RECORDS SHOWN »
* Start *
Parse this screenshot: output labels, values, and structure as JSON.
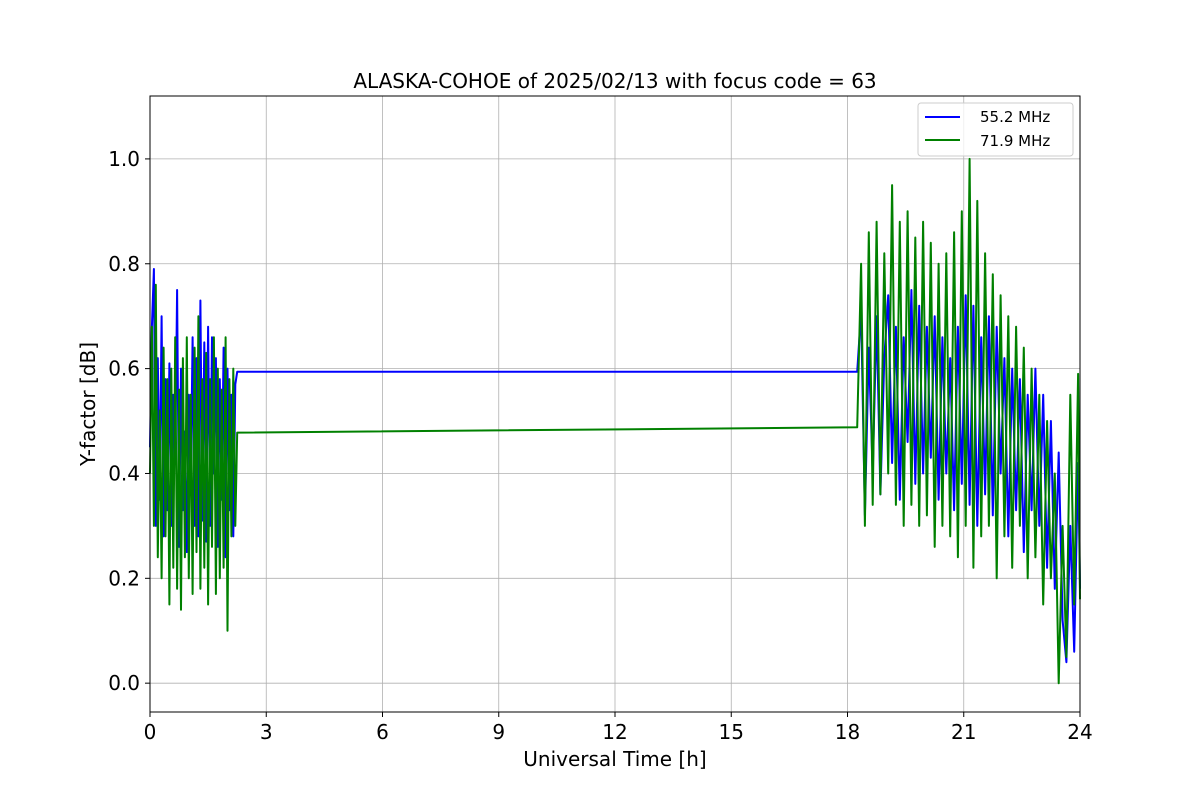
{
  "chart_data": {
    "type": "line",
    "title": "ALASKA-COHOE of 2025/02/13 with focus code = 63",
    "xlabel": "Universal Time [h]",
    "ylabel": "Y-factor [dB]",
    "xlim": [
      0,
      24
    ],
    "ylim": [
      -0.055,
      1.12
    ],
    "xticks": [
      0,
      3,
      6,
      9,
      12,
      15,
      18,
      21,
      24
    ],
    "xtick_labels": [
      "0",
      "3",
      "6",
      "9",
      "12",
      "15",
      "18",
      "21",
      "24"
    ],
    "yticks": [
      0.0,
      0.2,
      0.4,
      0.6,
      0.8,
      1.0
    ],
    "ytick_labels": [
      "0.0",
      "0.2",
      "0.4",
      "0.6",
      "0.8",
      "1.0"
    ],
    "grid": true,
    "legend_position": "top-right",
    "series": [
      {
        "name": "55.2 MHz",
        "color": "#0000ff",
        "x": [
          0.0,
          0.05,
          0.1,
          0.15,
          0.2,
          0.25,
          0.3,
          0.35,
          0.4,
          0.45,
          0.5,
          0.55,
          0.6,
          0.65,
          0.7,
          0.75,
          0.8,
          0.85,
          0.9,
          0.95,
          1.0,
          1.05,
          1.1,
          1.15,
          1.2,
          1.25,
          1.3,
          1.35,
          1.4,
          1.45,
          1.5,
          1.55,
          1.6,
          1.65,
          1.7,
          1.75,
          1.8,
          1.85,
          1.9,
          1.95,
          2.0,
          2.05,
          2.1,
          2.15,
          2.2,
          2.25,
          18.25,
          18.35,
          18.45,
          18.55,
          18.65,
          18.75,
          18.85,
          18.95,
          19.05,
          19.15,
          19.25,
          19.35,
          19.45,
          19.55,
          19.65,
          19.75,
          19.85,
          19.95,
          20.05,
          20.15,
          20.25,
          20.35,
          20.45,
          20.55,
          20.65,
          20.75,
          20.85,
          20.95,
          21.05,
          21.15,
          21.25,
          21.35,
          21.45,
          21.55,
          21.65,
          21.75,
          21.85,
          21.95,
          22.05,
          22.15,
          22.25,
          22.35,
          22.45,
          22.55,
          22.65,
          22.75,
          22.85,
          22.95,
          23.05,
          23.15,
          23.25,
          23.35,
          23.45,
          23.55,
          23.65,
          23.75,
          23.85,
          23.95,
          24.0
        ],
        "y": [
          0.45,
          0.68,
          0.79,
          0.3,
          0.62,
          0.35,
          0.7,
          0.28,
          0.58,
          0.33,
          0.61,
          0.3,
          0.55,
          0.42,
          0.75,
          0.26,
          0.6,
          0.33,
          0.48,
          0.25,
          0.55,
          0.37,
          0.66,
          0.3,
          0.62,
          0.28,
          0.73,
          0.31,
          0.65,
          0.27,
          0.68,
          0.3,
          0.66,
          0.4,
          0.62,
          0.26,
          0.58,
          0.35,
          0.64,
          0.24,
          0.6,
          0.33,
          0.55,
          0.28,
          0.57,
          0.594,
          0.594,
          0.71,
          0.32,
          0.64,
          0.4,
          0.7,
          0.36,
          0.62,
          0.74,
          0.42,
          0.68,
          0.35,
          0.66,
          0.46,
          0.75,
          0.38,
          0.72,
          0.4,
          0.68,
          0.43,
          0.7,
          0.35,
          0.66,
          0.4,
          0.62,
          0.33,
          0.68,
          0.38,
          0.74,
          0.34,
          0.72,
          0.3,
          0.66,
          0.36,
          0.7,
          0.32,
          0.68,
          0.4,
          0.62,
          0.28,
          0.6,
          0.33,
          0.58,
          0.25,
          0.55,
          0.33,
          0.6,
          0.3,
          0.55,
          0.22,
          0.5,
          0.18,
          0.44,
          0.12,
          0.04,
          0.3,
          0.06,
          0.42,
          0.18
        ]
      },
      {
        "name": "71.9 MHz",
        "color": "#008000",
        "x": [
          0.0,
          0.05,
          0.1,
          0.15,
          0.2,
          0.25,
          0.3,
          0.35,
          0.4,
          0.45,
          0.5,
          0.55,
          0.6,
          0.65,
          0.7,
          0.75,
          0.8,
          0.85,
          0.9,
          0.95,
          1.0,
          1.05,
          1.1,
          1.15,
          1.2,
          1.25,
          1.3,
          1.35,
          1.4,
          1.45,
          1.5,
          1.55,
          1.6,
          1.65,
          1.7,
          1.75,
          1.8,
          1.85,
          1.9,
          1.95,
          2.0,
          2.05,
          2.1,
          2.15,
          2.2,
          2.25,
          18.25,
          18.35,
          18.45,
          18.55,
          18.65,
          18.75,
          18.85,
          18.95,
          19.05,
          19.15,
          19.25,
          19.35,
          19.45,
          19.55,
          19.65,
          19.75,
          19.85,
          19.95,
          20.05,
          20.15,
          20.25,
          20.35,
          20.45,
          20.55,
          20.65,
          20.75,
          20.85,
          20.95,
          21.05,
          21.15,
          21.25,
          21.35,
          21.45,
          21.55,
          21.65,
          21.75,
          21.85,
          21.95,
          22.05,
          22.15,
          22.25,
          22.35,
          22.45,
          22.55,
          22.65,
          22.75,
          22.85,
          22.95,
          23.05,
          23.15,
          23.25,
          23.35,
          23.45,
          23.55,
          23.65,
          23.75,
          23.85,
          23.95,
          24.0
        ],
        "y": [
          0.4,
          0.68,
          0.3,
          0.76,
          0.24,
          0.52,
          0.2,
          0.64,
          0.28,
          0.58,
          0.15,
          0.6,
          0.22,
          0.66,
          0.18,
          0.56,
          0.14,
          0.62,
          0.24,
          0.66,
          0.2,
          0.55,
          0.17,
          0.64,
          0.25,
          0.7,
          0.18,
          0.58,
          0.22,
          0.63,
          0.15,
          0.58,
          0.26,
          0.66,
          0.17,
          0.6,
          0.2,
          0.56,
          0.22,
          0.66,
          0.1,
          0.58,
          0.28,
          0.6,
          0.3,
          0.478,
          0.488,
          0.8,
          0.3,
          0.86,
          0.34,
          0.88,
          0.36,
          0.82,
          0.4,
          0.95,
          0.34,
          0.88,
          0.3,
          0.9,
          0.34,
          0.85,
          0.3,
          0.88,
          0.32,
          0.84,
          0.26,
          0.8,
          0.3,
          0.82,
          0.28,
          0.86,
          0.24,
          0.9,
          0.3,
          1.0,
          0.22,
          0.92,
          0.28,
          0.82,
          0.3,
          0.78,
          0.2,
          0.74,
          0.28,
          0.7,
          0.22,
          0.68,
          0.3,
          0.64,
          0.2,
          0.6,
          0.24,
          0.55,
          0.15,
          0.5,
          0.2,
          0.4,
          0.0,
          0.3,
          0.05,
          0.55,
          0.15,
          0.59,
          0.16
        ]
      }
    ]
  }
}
* End *
OBJECTIVE » Reproduce the data word for word, excluding its pictures.

FINISHED TASK »
Parse this screenshot: output labels, values, and structure as JSON.
{
  "chart_data": {
    "type": "line",
    "title": "ALASKA-COHOE of 2025/02/13 with focus code = 63",
    "xlabel": "Universal Time [h]",
    "ylabel": "Y-factor [dB]",
    "xlim": [
      0,
      24
    ],
    "ylim": [
      -0.055,
      1.12
    ],
    "xticks": [
      0,
      3,
      6,
      9,
      12,
      15,
      18,
      21,
      24
    ],
    "xtick_labels": [
      "0",
      "3",
      "6",
      "9",
      "12",
      "15",
      "18",
      "21",
      "24"
    ],
    "yticks": [
      0.0,
      0.2,
      0.4,
      0.6,
      0.8,
      1.0
    ],
    "ytick_labels": [
      "0.0",
      "0.2",
      "0.4",
      "0.6",
      "0.8",
      "1.0"
    ],
    "grid": true,
    "legend_position": "top-right",
    "series": [
      {
        "name": "55.2 MHz",
        "color": "#0000ff",
        "x": [
          0.0,
          0.05,
          0.1,
          0.15,
          0.2,
          0.25,
          0.3,
          0.35,
          0.4,
          0.45,
          0.5,
          0.55,
          0.6,
          0.65,
          0.7,
          0.75,
          0.8,
          0.85,
          0.9,
          0.95,
          1.0,
          1.05,
          1.1,
          1.15,
          1.2,
          1.25,
          1.3,
          1.35,
          1.4,
          1.45,
          1.5,
          1.55,
          1.6,
          1.65,
          1.7,
          1.75,
          1.8,
          1.85,
          1.9,
          1.95,
          2.0,
          2.05,
          2.1,
          2.15,
          2.2,
          2.25,
          18.25,
          18.35,
          18.45,
          18.55,
          18.65,
          18.75,
          18.85,
          18.95,
          19.05,
          19.15,
          19.25,
          19.35,
          19.45,
          19.55,
          19.65,
          19.75,
          19.85,
          19.95,
          20.05,
          20.15,
          20.25,
          20.35,
          20.45,
          20.55,
          20.65,
          20.75,
          20.85,
          20.95,
          21.05,
          21.15,
          21.25,
          21.35,
          21.45,
          21.55,
          21.65,
          21.75,
          21.85,
          21.95,
          22.05,
          22.15,
          22.25,
          22.35,
          22.45,
          22.55,
          22.65,
          22.75,
          22.85,
          22.95,
          23.05,
          23.15,
          23.25,
          23.35,
          23.45,
          23.55,
          23.65,
          23.75,
          23.85,
          23.95,
          24.0
        ],
        "y": [
          0.45,
          0.68,
          0.79,
          0.3,
          0.62,
          0.35,
          0.7,
          0.28,
          0.58,
          0.33,
          0.61,
          0.3,
          0.55,
          0.42,
          0.75,
          0.26,
          0.6,
          0.33,
          0.48,
          0.25,
          0.55,
          0.37,
          0.66,
          0.3,
          0.62,
          0.28,
          0.73,
          0.31,
          0.65,
          0.27,
          0.68,
          0.3,
          0.66,
          0.4,
          0.62,
          0.26,
          0.58,
          0.35,
          0.64,
          0.24,
          0.6,
          0.33,
          0.55,
          0.28,
          0.57,
          0.594,
          0.594,
          0.71,
          0.32,
          0.64,
          0.4,
          0.7,
          0.36,
          0.62,
          0.74,
          0.42,
          0.68,
          0.35,
          0.66,
          0.46,
          0.75,
          0.38,
          0.72,
          0.4,
          0.68,
          0.43,
          0.7,
          0.35,
          0.66,
          0.4,
          0.62,
          0.33,
          0.68,
          0.38,
          0.74,
          0.34,
          0.72,
          0.3,
          0.66,
          0.36,
          0.7,
          0.32,
          0.68,
          0.4,
          0.62,
          0.28,
          0.6,
          0.33,
          0.58,
          0.25,
          0.55,
          0.33,
          0.6,
          0.3,
          0.55,
          0.22,
          0.5,
          0.18,
          0.44,
          0.12,
          0.04,
          0.3,
          0.06,
          0.42,
          0.18
        ]
      },
      {
        "name": "71.9 MHz",
        "color": "#008000",
        "x": [
          0.0,
          0.05,
          0.1,
          0.15,
          0.2,
          0.25,
          0.3,
          0.35,
          0.4,
          0.45,
          0.5,
          0.55,
          0.6,
          0.65,
          0.7,
          0.75,
          0.8,
          0.85,
          0.9,
          0.95,
          1.0,
          1.05,
          1.1,
          1.15,
          1.2,
          1.25,
          1.3,
          1.35,
          1.4,
          1.45,
          1.5,
          1.55,
          1.6,
          1.65,
          1.7,
          1.75,
          1.8,
          1.85,
          1.9,
          1.95,
          2.0,
          2.05,
          2.1,
          2.15,
          2.2,
          2.25,
          18.25,
          18.35,
          18.45,
          18.55,
          18.65,
          18.75,
          18.85,
          18.95,
          19.05,
          19.15,
          19.25,
          19.35,
          19.45,
          19.55,
          19.65,
          19.75,
          19.85,
          19.95,
          20.05,
          20.15,
          20.25,
          20.35,
          20.45,
          20.55,
          20.65,
          20.75,
          20.85,
          20.95,
          21.05,
          21.15,
          21.25,
          21.35,
          21.45,
          21.55,
          21.65,
          21.75,
          21.85,
          21.95,
          22.05,
          22.15,
          22.25,
          22.35,
          22.45,
          22.55,
          22.65,
          22.75,
          22.85,
          22.95,
          23.05,
          23.15,
          23.25,
          23.35,
          23.45,
          23.55,
          23.65,
          23.75,
          23.85,
          23.95,
          24.0
        ],
        "y": [
          0.4,
          0.68,
          0.3,
          0.76,
          0.24,
          0.52,
          0.2,
          0.64,
          0.28,
          0.58,
          0.15,
          0.6,
          0.22,
          0.66,
          0.18,
          0.56,
          0.14,
          0.62,
          0.24,
          0.66,
          0.2,
          0.55,
          0.17,
          0.64,
          0.25,
          0.7,
          0.18,
          0.58,
          0.22,
          0.63,
          0.15,
          0.58,
          0.26,
          0.66,
          0.17,
          0.6,
          0.2,
          0.56,
          0.22,
          0.66,
          0.1,
          0.58,
          0.28,
          0.6,
          0.3,
          0.478,
          0.488,
          0.8,
          0.3,
          0.86,
          0.34,
          0.88,
          0.36,
          0.82,
          0.4,
          0.95,
          0.34,
          0.88,
          0.3,
          0.9,
          0.34,
          0.85,
          0.3,
          0.88,
          0.32,
          0.84,
          0.26,
          0.8,
          0.3,
          0.82,
          0.28,
          0.86,
          0.24,
          0.9,
          0.3,
          1.0,
          0.22,
          0.92,
          0.28,
          0.82,
          0.3,
          0.78,
          0.2,
          0.74,
          0.28,
          0.7,
          0.22,
          0.68,
          0.3,
          0.64,
          0.2,
          0.6,
          0.24,
          0.55,
          0.15,
          0.5,
          0.2,
          0.4,
          0.0,
          0.3,
          0.05,
          0.55,
          0.15,
          0.59,
          0.16
        ]
      }
    ]
  }
}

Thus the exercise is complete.